- Rows from a dataset -
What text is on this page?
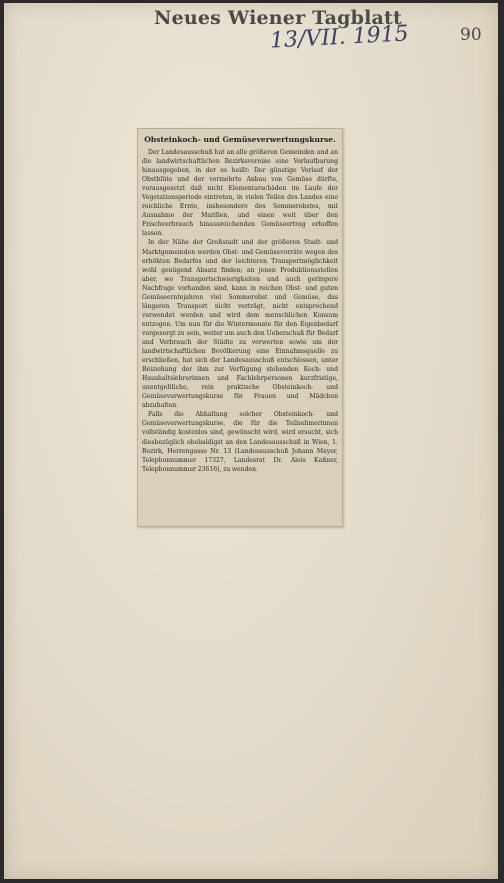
Neues Wiener Tagblatt
13/VII. 1915	90
Obsteinkoch- und Gemüseverwertungskurse.

Der Landesausschuß hat an alle größeren Gemeinden und an die landwirtschaftlichen Bezirksvereine eine Verlautbarung hinausgegeben, in der es heißt: Der günstige Verlauf der Obstblüte und der vermehrte Anbau von Gemüse dürfte, vorausgesetzt daß nicht Elementarschäden im Laufe der Vegetationsperiode eintreten, in vielen Teilen des Landes eine reichliche Ernte, insbesondere des Sommerobstes, mit Ausnahme der Marillen, und einen weit über den Frischverbrauch hinausreichenden Gemüseertrag erhoffen lassen.

In der Nähe der Großstadt und der größeren Stadt- und Marktgemeinden werden Obst- und Gemüsevorräte wegen des erhöhten Bedarfes und der leichteren Transportmöglichkeit wohl genügend Absatz finden; an jenen Produktionsstellen aber, wo Transportschwierigkeiten und auch geringere Nachfrage vorhanden sind, kann in reichen Obst- und guten Gemüseerntejahren viel Sommerobst und Gemüse, das längeren Transport nicht verträgt, nicht entsprechend verwendet werden und wird dem menschlichen Konsum entzogen. Um nun für die Wintermonate für den Eigenbedarf vorgesorgt zu sein, weiter um auch den Ueberschuß für Bedarf und Verbrauch der Städte zu verwerten sowie um der landwirtschaftlichen Bevölkerung eine Einnahmsquelle zu erschließen, hat sich der Landesausschuß entschlossen, unter Beiziehung der ihm zur Verfügung stehenden Koch- und Haushaltslehrerinnen und Fachlehrpersonen kurzfristige, unentgeltliche, rein praktische Obsteinkoch- und Gemüseverwertungskurse für Frauen und Mädchen abzuhalten.

Falls die Abhaltung solcher Obsteinkoch- und Gemüseverwertungskurse, die für die Teilnehmerinnen vollständig kostenlos sind, gewünscht wird, wird ersucht, sich diesbezüglich ehebaldigst an den Landesausschuß in Wien, 1. Bezirk, Herrengasse Nr. 13 (Landesausschuß Johann Mayer, Telephonnummer 17327, Landesrat Dr. Alois Kaßner, Telephonnummer 23616), zu wenden.
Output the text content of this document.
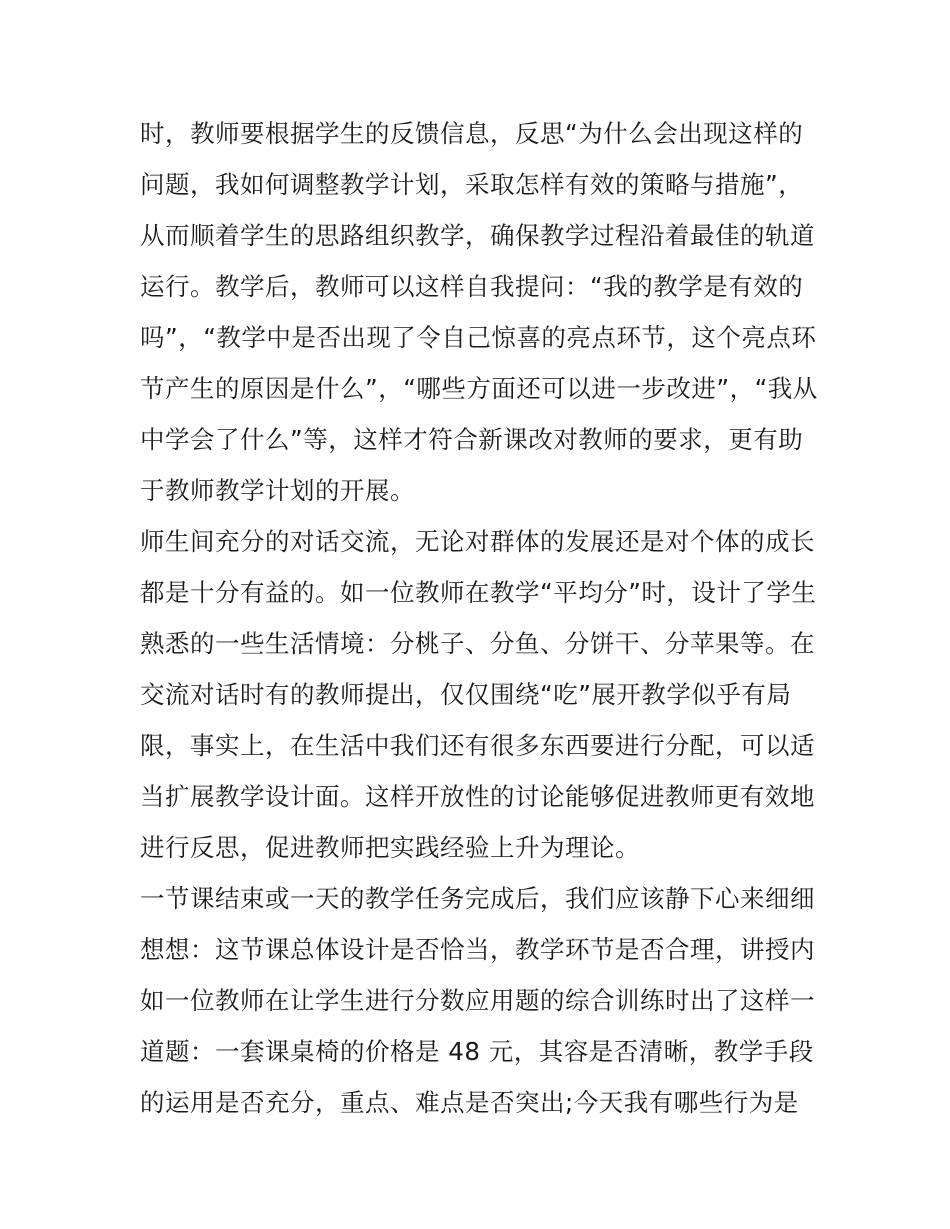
时，教师要根据学生的反馈信息，反思“为什么会出现这样的
问题，我如何调整教学计划，采取怎样有效的策略与措施”，
从而顺着学生的思路组织教学，确保教学过程沿着最佳的轨道
运行。教学后，教师可以这样自我提问：“我的教学是有效的
吗”，“教学中是否出现了令自己惊喜的亮点环节，这个亮点环
节产生的原因是什么”，“哪些方面还可以进一步改进”，“我从
中学会了什么”等，这样才符合新课改对教师的要求，更有助
于教师教学计划的开展。
师生间充分的对话交流，无论对群体的发展还是对个体的成长
都是十分有益的。如一位教师在教学“平均分”时，设计了学生
熟悉的一些生活情境：分桃子、分鱼、分饼干、分苹果等。在
交流对话时有的教师提出，仅仅围绕“吃”展开教学似乎有局
限，事实上，在生活中我们还有很多东西要进行分配，可以适
当扩展教学设计面。这样开放性的讨论能够促进教师更有效地
进行反思，促进教师把实践经验上升为理论。
一节课结束或一天的教学任务完成后，我们应该静下心来细细
想想：这节课总体设计是否恰当，教学环节是否合理，讲授内
如一位教师在让学生进行分数应用题的综合训练时出了这样一
道题：一套课桌椅的价格是 48 元，其容是否清晰，教学手段
的运用是否充分，重点、难点是否突出;今天我有哪些行为是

- GIVEN REQUEST -
Transcribe each line above verbatim, with the pictures left out.

- RESULT OF THIS EXERCISE -
What text is on this page?
Neues Wiener Tagblatt
13/VII. 1915	90
Obsteinkoch- und Gemüseverwertungskurse.

Der Landesausschuß hat an alle größeren Gemeinden und an die landwirtschaftlichen Bezirksvereine eine Verlautbarung hinausgegeben, in der es heißt: Der günstige Verlauf der Obstblüte und der vermehrte Anbau von Gemüse dürfte, vorausgesetzt daß nicht Elementarschäden im Laufe der Vegetationsperiode eintreten, in vielen Teilen des Landes eine reichliche Ernte, insbesondere des Sommerobstes, mit Ausnahme der Marillen, und einen weit über den Frischverbrauch hinausreichenden Gemüseertrag erhoffen lassen.

In der Nähe der Großstadt und der größeren Stadt- und Marktgemeinden werden Obst- und Gemüsevorräte wegen des erhöhten Bedarfes und der leichteren Transportmöglichkeit wohl genügend Absatz finden; an jenen Produktionsstellen aber, wo Transportschwierigkeiten und auch geringere Nachfrage vorhanden sind, kann in reichen Obst- und guten Gemüseerntejahren viel Sommerobst und Gemüse, das längeren Transport nicht verträgt, nicht entsprechend verwendet werden und wird dem menschlichen Konsum entzogen. Um nun für die Wintermonate für den Eigenbedarf vorgesorgt zu sein, weiter um auch den Ueberschuß für Bedarf und Verbrauch der Städte zu verwerten sowie um der landwirtschaftlichen Bevölkerung eine Einnahmsquelle zu erschließen, hat sich der Landesausschuß entschlossen, unter Beiziehung der ihm zur Verfügung stehenden Koch- und Haushaltslehrerinnen und Fachlehrpersonen kurzfristige, unentgeltliche, rein praktische Obsteinkoch- und Gemüseverwertungskurse für Frauen und Mädchen abzuhalten.

Falls die Abhaltung solcher Obsteinkoch- und Gemüseverwertungskurse, die für die Teilnehmerinnen vollständig kostenlos sind, gewünscht wird, wird ersucht, sich diesbezüglich ehebaldigst an den Landesausschuß in Wien, 1. Bezirk, Herrengasse Nr. 13 (Landesausschuß Johann Mayer, Telephonnummer 17327, Landesrat Dr. Alois Kaßner, Telephonnummer 23616), zu wenden.
Output the text content of this document.
时，教师要根据学生的反馈信息，反思“为什么会出现这样的
问题，我如何调整教学计划，采取怎样有效的策略与措施”，
从而顺着学生的思路组织教学，确保教学过程沿着最佳的轨道
运行。教学后，教师可以这样自我提问：“我的教学是有效的
吗”，“教学中是否出现了令自己惊喜的亮点环节，这个亮点环
节产生的原因是什么”，“哪些方面还可以进一步改进”，“我从
中学会了什么”等，这样才符合新课改对教师的要求，更有助
于教师教学计划的开展。
师生间充分的对话交流，无论对群体的发展还是对个体的成长
都是十分有益的。如一位教师在教学“平均分”时，设计了学生
熟悉的一些生活情境：分桃子、分鱼、分饼干、分苹果等。在
交流对话时有的教师提出，仅仅围绕“吃”展开教学似乎有局
限，事实上，在生活中我们还有很多东西要进行分配，可以适
当扩展教学设计面。这样开放性的讨论能够促进教师更有效地
进行反思，促进教师把实践经验上升为理论。
一节课结束或一天的教学任务完成后，我们应该静下心来细细
想想：这节课总体设计是否恰当，教学环节是否合理，讲授内
如一位教师在让学生进行分数应用题的综合训练时出了这样一
道题：一套课桌椅的价格是 48 元，其容是否清晰，教学手段
的运用是否充分，重点、难点是否突出;今天我有哪些行为是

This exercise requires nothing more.